⟨

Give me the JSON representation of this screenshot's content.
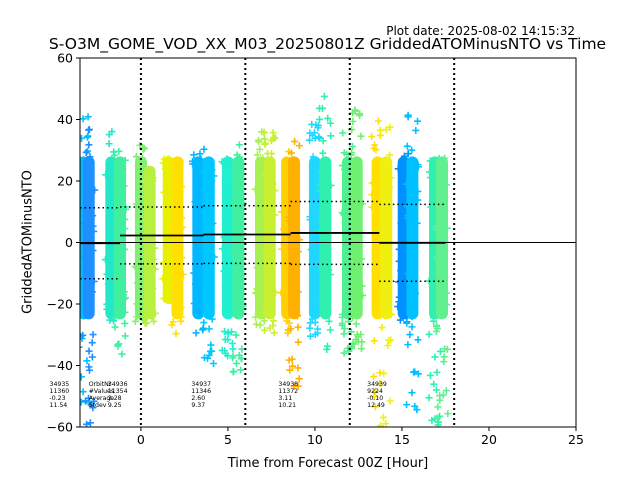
{
  "plot_date": "Plot date: 2025-08-02 14:15:32",
  "chart_data": {
    "type": "scatter",
    "title": "S-O3M_GOME_VOD_XX_M03_20250801Z GriddedATOMinusNTO vs Time",
    "xlabel": "Time from Forecast 00Z [Hour]",
    "ylabel": "GriddedATOMinusNTO",
    "xlim": [
      -3.5,
      25
    ],
    "ylim": [
      -60,
      60
    ],
    "xticks": [
      0,
      5,
      10,
      15,
      20,
      25
    ],
    "yticks": [
      -60,
      -40,
      -20,
      0,
      20,
      40,
      60
    ],
    "grid": false,
    "reference_line_y": 0,
    "forecast_lines_x": [
      0,
      6,
      12,
      18
    ],
    "marker": "plus",
    "stat_labels": [
      "OrbitNr",
      "#Values",
      "Average",
      "Stdev"
    ],
    "orbits": [
      {
        "orbit": "34935",
        "values": "11360",
        "average": "-0.23",
        "stdev": "11.54",
        "x_start": -3.5,
        "x_end": -1.2,
        "mean": -0.23,
        "std": 11.54
      },
      {
        "orbit": "34936",
        "values": "11354",
        "average": "2.28",
        "stdev": "9.25",
        "x_start": -1.2,
        "x_end": 3.6,
        "mean": 2.28,
        "std": 9.25
      },
      {
        "orbit": "34937",
        "values": "11346",
        "average": "2.60",
        "stdev": "9.37",
        "x_start": 3.6,
        "x_end": 8.6,
        "mean": 2.6,
        "std": 9.37
      },
      {
        "orbit": "34938",
        "values": "11372",
        "average": "3.11",
        "stdev": "10.21",
        "x_start": 8.6,
        "x_end": 13.7,
        "mean": 3.11,
        "std": 10.21
      },
      {
        "orbit": "34939",
        "values": "9224",
        "average": "-0.10",
        "stdev": "12.49",
        "x_start": 13.7,
        "x_end": 17.5,
        "mean": -0.1,
        "std": 12.49
      }
    ],
    "clusters": [
      {
        "x": -3.3,
        "lo": -60,
        "hi": 43,
        "color": "#00bfff"
      },
      {
        "x": -3.0,
        "lo": -60,
        "hi": 37,
        "color": "#1e90ff"
      },
      {
        "x": -1.7,
        "lo": -28,
        "hi": 37,
        "color": "#20e8c8"
      },
      {
        "x": -1.2,
        "lo": -38,
        "hi": 30,
        "color": "#40f0a0"
      },
      {
        "x": 0.0,
        "lo": -27,
        "hi": 32,
        "color": "#80f070"
      },
      {
        "x": 0.5,
        "lo": -27,
        "hi": 25,
        "color": "#b8f040"
      },
      {
        "x": 1.6,
        "lo": -20,
        "hi": 29,
        "color": "#e8f000"
      },
      {
        "x": 2.1,
        "lo": -30,
        "hi": 30,
        "color": "#ffe000"
      },
      {
        "x": 3.3,
        "lo": -30,
        "hi": 31,
        "color": "#00b8ff"
      },
      {
        "x": 3.9,
        "lo": -43,
        "hi": 28,
        "color": "#00c8ff"
      },
      {
        "x": 5.0,
        "lo": -37,
        "hi": 34,
        "color": "#20f0d0"
      },
      {
        "x": 5.6,
        "lo": -43,
        "hi": 32,
        "color": "#40f0a0"
      },
      {
        "x": 6.9,
        "lo": -28,
        "hi": 38,
        "color": "#a8f050"
      },
      {
        "x": 7.4,
        "lo": -30,
        "hi": 36,
        "color": "#c8f030"
      },
      {
        "x": 8.4,
        "lo": -30,
        "hi": 30,
        "color": "#ffd000"
      },
      {
        "x": 8.8,
        "lo": -47,
        "hi": 34,
        "color": "#ffb000"
      },
      {
        "x": 10.0,
        "lo": -32,
        "hi": 41,
        "color": "#20d8ff"
      },
      {
        "x": 10.6,
        "lo": -35,
        "hi": 50,
        "color": "#30f0b0"
      },
      {
        "x": 11.9,
        "lo": -37,
        "hi": 36,
        "color": "#50f090"
      },
      {
        "x": 12.4,
        "lo": -40,
        "hi": 44,
        "color": "#70f070"
      },
      {
        "x": 13.6,
        "lo": -55,
        "hi": 40,
        "color": "#ffe000"
      },
      {
        "x": 14.1,
        "lo": -60,
        "hi": 38,
        "color": "#f0f010"
      },
      {
        "x": 15.1,
        "lo": -27,
        "hi": 30,
        "color": "#0090ff"
      },
      {
        "x": 15.6,
        "lo": -60,
        "hi": 43,
        "color": "#00c0ff"
      },
      {
        "x": 16.9,
        "lo": -60,
        "hi": 30,
        "color": "#30f0b0"
      },
      {
        "x": 17.3,
        "lo": -60,
        "hi": 29,
        "color": "#60f090"
      }
    ]
  }
}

⟩

- **TASK TO COMPLETE**
Return all lines of the material above in which the word "GriddedATOMinusNTO" occurs.

- **FINAL RESULT**
    "title": "S-O3M_GOME_VOD_XX_M03_20250801Z GriddedATOMinusNTO vs Time",
    "ylabel": "GriddedATOMinusNTO",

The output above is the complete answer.